■ Problema 1: Según la reseña del filme, ¿por qué aparece el chamán en la historia de Iván? Explícalo en una a tres oraciones.
■ Problema 2: Prosigue la reseña del filme a partir de su última oración.

Con 18 años recién cumplidos, la muchacha participa activamente en las pruebas que la coronaran como reina de belleza. Poses sugerentes. Ropa reveladora. En su recién descubierta adultez, Meshia vive una versión distorsionada de sus sueños infantiles. “Ser como Kim Kardashian”. “Hollywood”. Molero habla de los medios y su influencia en el Perú profundo, de cómo moldean expectativas “blancas”, escenarios donde fama y dinero parecen ser la respuesta a todo. Lo vemos desde la niñez, en el cuerpo de Barbies acuáticas y armas de guerra luminosas. El enfrentamiento no es de blancos y negros, sino de una cultura en constante evolución, poblada de grises que afectan la susceptibilidad de muchos. La preocupación es clara, mas no invade el fluir del relato.
En ese (este) mundo globalizado, Iván aparece como figura distante, misteriosa, alguien ajeno a búsquedas modernas, sumergido en sus pensamientos y en el contacto con las criaturas que cuidaron de él. Años perdidos en la selva, su regreso se ve afectado por sueños surrealistas (ecos a David Lynch, a Luis Buñuel) y eventos paranormales. El chamán, hombre adulto de sombrero negro, aparece como respuesta a ese malestar. Tras sobrevivir a un accidente en carretera, encuentra al chico en Quillabamba. Se convierte en “héroe” de la historia, en protagonista de las pesadillas de Iván. Encuentra su ojo en la basura y se apodera de él. Reclama esa visión capaz de observar lo imperceptible. Más que un salvador, el chamán representa el puente entre lo visto y lo que no, como extirpador de sentires sobrenaturales que él y otros han llegado a demonizar.

¿Cuál es el verdadero mal? Aunque la respuesta parece evidente, el filme evita tomar bandos. Por un lado, Meshia se expone a una organización con intenciones de prostituirla, al acoso en calles y tiendas de ropa, a la virtualidad mientras se graba bailando o cantando versiones corruptas de temas infantiles. Por el otro, Iván es reclamado por la naturaleza, silenciado por fuerzas que él no puede comprender, protegido sí, pero a la vez prohibido de ver en su totalidad. En medio de la disputa, niños y adolescentes son los grupos más vulnerables. Fernández Molero no victimiza, mucho menos subestima, pero es consciente de esa negligencia traducida ahora en jóvenes que visten bañador frente a miradas de deseo, en infantes que recorren la selva a la espera de encontrar cuerpos magullados o sin vida. A chicos que aparecen y desaparecen como si nada.

[Datos de segmentación de páginas]
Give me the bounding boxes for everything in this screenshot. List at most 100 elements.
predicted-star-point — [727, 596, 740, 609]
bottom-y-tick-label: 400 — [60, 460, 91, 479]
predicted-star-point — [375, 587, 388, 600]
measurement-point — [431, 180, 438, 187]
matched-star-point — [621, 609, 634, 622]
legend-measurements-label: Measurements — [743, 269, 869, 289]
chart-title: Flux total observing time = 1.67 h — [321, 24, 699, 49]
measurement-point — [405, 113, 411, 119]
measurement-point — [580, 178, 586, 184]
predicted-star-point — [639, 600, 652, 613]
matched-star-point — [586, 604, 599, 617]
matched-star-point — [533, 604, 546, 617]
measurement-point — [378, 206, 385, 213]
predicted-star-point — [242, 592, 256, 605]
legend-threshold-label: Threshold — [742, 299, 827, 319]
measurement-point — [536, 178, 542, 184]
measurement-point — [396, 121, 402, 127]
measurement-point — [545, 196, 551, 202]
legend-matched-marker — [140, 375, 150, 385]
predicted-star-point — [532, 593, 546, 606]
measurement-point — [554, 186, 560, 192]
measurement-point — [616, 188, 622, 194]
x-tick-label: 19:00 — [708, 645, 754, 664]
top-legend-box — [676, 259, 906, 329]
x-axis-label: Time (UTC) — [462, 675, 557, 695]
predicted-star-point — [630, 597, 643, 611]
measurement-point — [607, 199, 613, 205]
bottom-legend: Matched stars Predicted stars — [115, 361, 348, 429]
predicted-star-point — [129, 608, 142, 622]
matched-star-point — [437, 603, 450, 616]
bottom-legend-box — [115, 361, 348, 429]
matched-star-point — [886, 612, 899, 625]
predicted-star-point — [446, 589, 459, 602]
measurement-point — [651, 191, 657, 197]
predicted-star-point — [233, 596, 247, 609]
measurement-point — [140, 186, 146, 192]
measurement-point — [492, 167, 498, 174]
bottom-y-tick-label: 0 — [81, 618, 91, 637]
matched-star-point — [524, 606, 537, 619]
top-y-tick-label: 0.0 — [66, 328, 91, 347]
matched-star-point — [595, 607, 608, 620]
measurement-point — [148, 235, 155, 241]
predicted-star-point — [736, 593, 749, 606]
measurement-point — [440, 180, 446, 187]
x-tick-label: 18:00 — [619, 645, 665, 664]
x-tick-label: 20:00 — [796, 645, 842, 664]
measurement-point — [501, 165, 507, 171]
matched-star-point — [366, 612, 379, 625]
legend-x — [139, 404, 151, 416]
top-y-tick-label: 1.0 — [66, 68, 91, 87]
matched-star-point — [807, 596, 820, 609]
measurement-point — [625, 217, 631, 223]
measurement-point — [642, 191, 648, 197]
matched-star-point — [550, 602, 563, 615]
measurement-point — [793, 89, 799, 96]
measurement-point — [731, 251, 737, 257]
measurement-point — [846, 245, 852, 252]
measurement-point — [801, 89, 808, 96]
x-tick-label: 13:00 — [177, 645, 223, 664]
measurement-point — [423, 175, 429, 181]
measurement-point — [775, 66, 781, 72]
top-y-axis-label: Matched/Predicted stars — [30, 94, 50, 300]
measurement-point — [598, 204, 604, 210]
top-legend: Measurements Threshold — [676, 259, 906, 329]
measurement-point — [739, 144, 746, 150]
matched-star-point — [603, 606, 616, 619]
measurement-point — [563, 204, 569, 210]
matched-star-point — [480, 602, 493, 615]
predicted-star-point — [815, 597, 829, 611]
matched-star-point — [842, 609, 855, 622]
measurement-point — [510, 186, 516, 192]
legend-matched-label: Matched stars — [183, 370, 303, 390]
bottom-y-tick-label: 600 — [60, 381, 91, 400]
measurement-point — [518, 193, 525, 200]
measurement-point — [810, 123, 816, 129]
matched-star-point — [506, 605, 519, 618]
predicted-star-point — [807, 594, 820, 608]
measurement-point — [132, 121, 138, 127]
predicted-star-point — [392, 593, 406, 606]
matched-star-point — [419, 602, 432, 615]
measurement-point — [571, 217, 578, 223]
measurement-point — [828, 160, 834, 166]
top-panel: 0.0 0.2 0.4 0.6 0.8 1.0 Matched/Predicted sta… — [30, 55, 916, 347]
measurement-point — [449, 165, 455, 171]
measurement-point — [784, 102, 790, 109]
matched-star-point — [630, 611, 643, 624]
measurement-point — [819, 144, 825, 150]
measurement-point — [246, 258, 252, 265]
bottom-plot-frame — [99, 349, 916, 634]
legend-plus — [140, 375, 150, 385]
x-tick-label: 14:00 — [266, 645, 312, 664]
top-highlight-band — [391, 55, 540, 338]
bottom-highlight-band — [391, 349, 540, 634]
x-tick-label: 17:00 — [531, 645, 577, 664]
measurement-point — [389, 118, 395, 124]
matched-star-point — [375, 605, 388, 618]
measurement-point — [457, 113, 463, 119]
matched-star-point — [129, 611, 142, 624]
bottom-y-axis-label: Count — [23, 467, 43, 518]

■ Respuesta del ejercicio 1: El chamán aparece como respuesta al malestar de Iván. Tras sus años perdidos en la selva, el regreso del chico se ve afectado por sueños surrealistas y eventos paranormales.

■ Respuesta del ejercicio 2:
De realización barroca, cambiando de formato constantemente, el juego entre la Super 8, los 16 mm y el digital se sustenta en ese intercambio de visiones, constituyen máscaras que aparecen o desaparecen a su gusto. En una foto grupal, el rostro de Meshia se sumerge en el blanco y negro mientras muta a una figura demoniaca. Iván duerme, sueña la llegada del chamán a 16 mm, como este se atraganta con su globo ocular. Algo confiado a la audiencia, el cine es “punku” (portal en quechua) a estos universos desconocidos, a revelaciones que abren cuestionamientos sobre los personajes y nosotros mismos. ¿Acaso el folklore habita nuestra realidad? ¿Será que la pantalla, espada de doble filo, reclamó nuestros ojos hace mucho? Como respuesta a esto último, el plano detalle de una mano amputada con un celular hace presencia. Hasta el final de nuestros días.
Nuevamente, Fernández Molero no apunta a la crítica descarada o la moralina evidente, al contrario, es críptico y juega constantemente con la simbología. Si ya se valoraba al director por los riesgos que no temía asumir, Punku es la versión definitiva de esa rebeldía cinematográfica, de un autor ensimismado en su técnica, interesado en las problemáticas que habitan su patria. Un equilibrio que se pierde en los excesos, que reaparece en momentos de importancia discursiva o narrativa, hay mucho que valorar en este testimonio de lo evidente, lo inédito. Lo humano, lo sobrenatural. La realidad y aquello que viste de ficción.